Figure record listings

□ □ □

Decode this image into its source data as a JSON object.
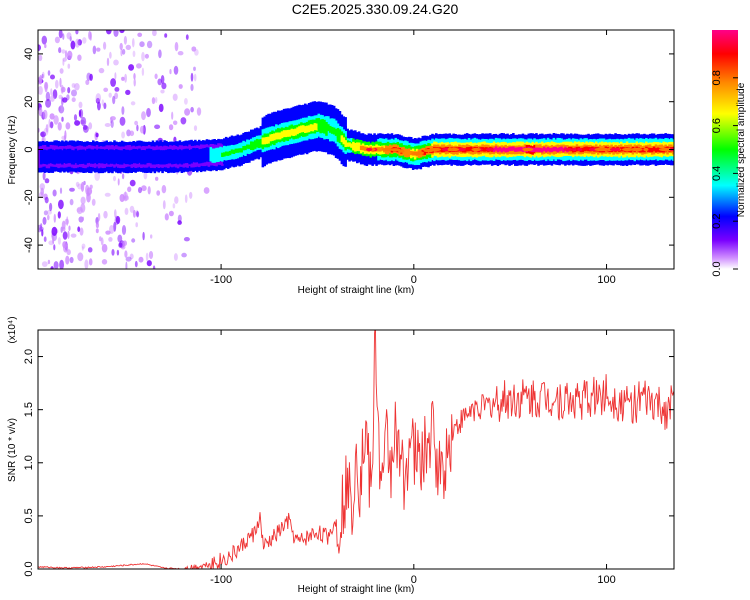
{
  "chart_data": [
    {
      "type": "heatmap",
      "title": "C2E5.2025.330.09.24.G20",
      "xlabel": "Height of straight line (km)",
      "ylabel": "Frequency (Hz)",
      "xlim": [
        -195,
        135
      ],
      "ylim": [
        -50,
        50
      ],
      "x_ticks": [
        -100,
        0,
        100
      ],
      "y_ticks": [
        -40,
        -20,
        0,
        20,
        40
      ],
      "colorbar": {
        "label": "Normalized spectral amplitude",
        "range": [
          0,
          1
        ],
        "ticks": [
          "0.0",
          "0.2",
          "0.4",
          "0.6",
          "0.8"
        ],
        "colors": [
          "#ffffff",
          "#cc88ff",
          "#7a00ff",
          "#0000ff",
          "#00ffff",
          "#00ff00",
          "#ffff00",
          "#ff8800",
          "#ff0000",
          "#ff0088"
        ]
      },
      "ridge": {
        "description_x": [
          -195,
          -160,
          -140,
          -120,
          -100,
          -90,
          -80,
          -70,
          -60,
          -50,
          -42,
          -35,
          -25,
          -10,
          0,
          10,
          20,
          40,
          60,
          80,
          100,
          120,
          135
        ],
        "frequency": [
          -3,
          -3,
          -3,
          -3,
          -2,
          0,
          3,
          6,
          8,
          10,
          8,
          2,
          0,
          0,
          -2,
          0,
          0,
          0,
          0,
          0,
          0,
          0,
          0
        ],
        "amplitude": [
          0.2,
          0.3,
          0.25,
          0.3,
          0.4,
          0.45,
          0.5,
          0.55,
          0.55,
          0.5,
          0.45,
          0.55,
          0.7,
          0.8,
          0.75,
          0.85,
          0.9,
          0.9,
          0.92,
          0.9,
          0.88,
          0.9,
          0.88
        ]
      },
      "noise_region_x": [
        -195,
        -105
      ],
      "colors": {
        "noise": "#8800ff"
      }
    },
    {
      "type": "line",
      "xlabel": "Height of straight line (km)",
      "ylabel": "SNR (10 * v/v)",
      "y_multiplier": "(x10⁴)",
      "xlim": [
        -195,
        135
      ],
      "ylim": [
        0,
        2.25
      ],
      "x_ticks": [
        -100,
        0,
        100
      ],
      "y_ticks": [
        "0.0",
        "0.5",
        "1.0",
        "1.5",
        "2.0"
      ],
      "series": [
        {
          "color": "#ee3333",
          "x": [
            -195,
            -180,
            -160,
            -140,
            -130,
            -120,
            -110,
            -100,
            -95,
            -90,
            -85,
            -82,
            -80,
            -78,
            -75,
            -70,
            -65,
            -62,
            -60,
            -55,
            -50,
            -45,
            -42,
            -38,
            -35,
            -32,
            -30,
            -28,
            -25,
            -22,
            -20,
            -18,
            -16,
            -14,
            -12,
            -10,
            -8,
            -5,
            -2,
            0,
            3,
            6,
            10,
            13,
            16,
            20,
            25,
            30,
            40,
            50,
            60,
            70,
            80,
            90,
            100,
            110,
            120,
            130,
            135
          ],
          "y": [
            0.02,
            0.01,
            0.02,
            0.05,
            0.01,
            0.0,
            0.03,
            0.08,
            0.12,
            0.2,
            0.3,
            0.35,
            0.5,
            0.2,
            0.25,
            0.35,
            0.45,
            0.3,
            0.25,
            0.3,
            0.35,
            0.3,
            0.4,
            0.5,
            0.8,
            0.6,
            1.2,
            0.8,
            1.35,
            0.6,
            2.25,
            1.1,
            0.7,
            1.3,
            0.9,
            1.4,
            1.0,
            0.9,
            1.2,
            1.1,
            1.0,
            1.1,
            1.3,
            0.9,
            1.0,
            1.3,
            1.4,
            1.5,
            1.55,
            1.6,
            1.6,
            1.62,
            1.58,
            1.6,
            1.65,
            1.55,
            1.58,
            1.5,
            1.55
          ]
        }
      ]
    }
  ]
}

□ □ □

Every entry must be transcribed exactly. Pictures do not belong in the copy.

● **Task solution**
Decode this image into its source data as a JSON object.
{
  "chart_data": [
    {
      "type": "heatmap",
      "title": "C2E5.2025.330.09.24.G20",
      "xlabel": "Height of straight line (km)",
      "ylabel": "Frequency (Hz)",
      "xlim": [
        -195,
        135
      ],
      "ylim": [
        -50,
        50
      ],
      "x_ticks": [
        -100,
        0,
        100
      ],
      "y_ticks": [
        -40,
        -20,
        0,
        20,
        40
      ],
      "colorbar": {
        "label": "Normalized spectral amplitude",
        "range": [
          0,
          1
        ],
        "ticks": [
          "0.0",
          "0.2",
          "0.4",
          "0.6",
          "0.8"
        ],
        "colors": [
          "#ffffff",
          "#cc88ff",
          "#7a00ff",
          "#0000ff",
          "#00ffff",
          "#00ff00",
          "#ffff00",
          "#ff8800",
          "#ff0000",
          "#ff0088"
        ]
      },
      "ridge": {
        "description_x": [
          -195,
          -160,
          -140,
          -120,
          -100,
          -90,
          -80,
          -70,
          -60,
          -50,
          -42,
          -35,
          -25,
          -10,
          0,
          10,
          20,
          40,
          60,
          80,
          100,
          120,
          135
        ],
        "frequency": [
          -3,
          -3,
          -3,
          -3,
          -2,
          0,
          3,
          6,
          8,
          10,
          8,
          2,
          0,
          0,
          -2,
          0,
          0,
          0,
          0,
          0,
          0,
          0,
          0
        ],
        "amplitude": [
          0.2,
          0.3,
          0.25,
          0.3,
          0.4,
          0.45,
          0.5,
          0.55,
          0.55,
          0.5,
          0.45,
          0.55,
          0.7,
          0.8,
          0.75,
          0.85,
          0.9,
          0.9,
          0.92,
          0.9,
          0.88,
          0.9,
          0.88
        ]
      },
      "noise_region_x": [
        -195,
        -105
      ],
      "colors": {
        "noise": "#8800ff"
      }
    },
    {
      "type": "line",
      "xlabel": "Height of straight line (km)",
      "ylabel": "SNR (10 * v/v)",
      "y_multiplier": "(x10⁴)",
      "xlim": [
        -195,
        135
      ],
      "ylim": [
        0,
        2.25
      ],
      "x_ticks": [
        -100,
        0,
        100
      ],
      "y_ticks": [
        "0.0",
        "0.5",
        "1.0",
        "1.5",
        "2.0"
      ],
      "series": [
        {
          "color": "#ee3333",
          "x": [
            -195,
            -180,
            -160,
            -140,
            -130,
            -120,
            -110,
            -100,
            -95,
            -90,
            -85,
            -82,
            -80,
            -78,
            -75,
            -70,
            -65,
            -62,
            -60,
            -55,
            -50,
            -45,
            -42,
            -38,
            -35,
            -32,
            -30,
            -28,
            -25,
            -22,
            -20,
            -18,
            -16,
            -14,
            -12,
            -10,
            -8,
            -5,
            -2,
            0,
            3,
            6,
            10,
            13,
            16,
            20,
            25,
            30,
            40,
            50,
            60,
            70,
            80,
            90,
            100,
            110,
            120,
            130,
            135
          ],
          "y": [
            0.02,
            0.01,
            0.02,
            0.05,
            0.01,
            0.0,
            0.03,
            0.08,
            0.12,
            0.2,
            0.3,
            0.35,
            0.5,
            0.2,
            0.25,
            0.35,
            0.45,
            0.3,
            0.25,
            0.3,
            0.35,
            0.3,
            0.4,
            0.5,
            0.8,
            0.6,
            1.2,
            0.8,
            1.35,
            0.6,
            2.25,
            1.1,
            0.7,
            1.3,
            0.9,
            1.4,
            1.0,
            0.9,
            1.2,
            1.1,
            1.0,
            1.1,
            1.3,
            0.9,
            1.0,
            1.3,
            1.4,
            1.5,
            1.55,
            1.6,
            1.6,
            1.62,
            1.58,
            1.6,
            1.65,
            1.55,
            1.58,
            1.5,
            1.55
          ]
        }
      ]
    }
  ]
}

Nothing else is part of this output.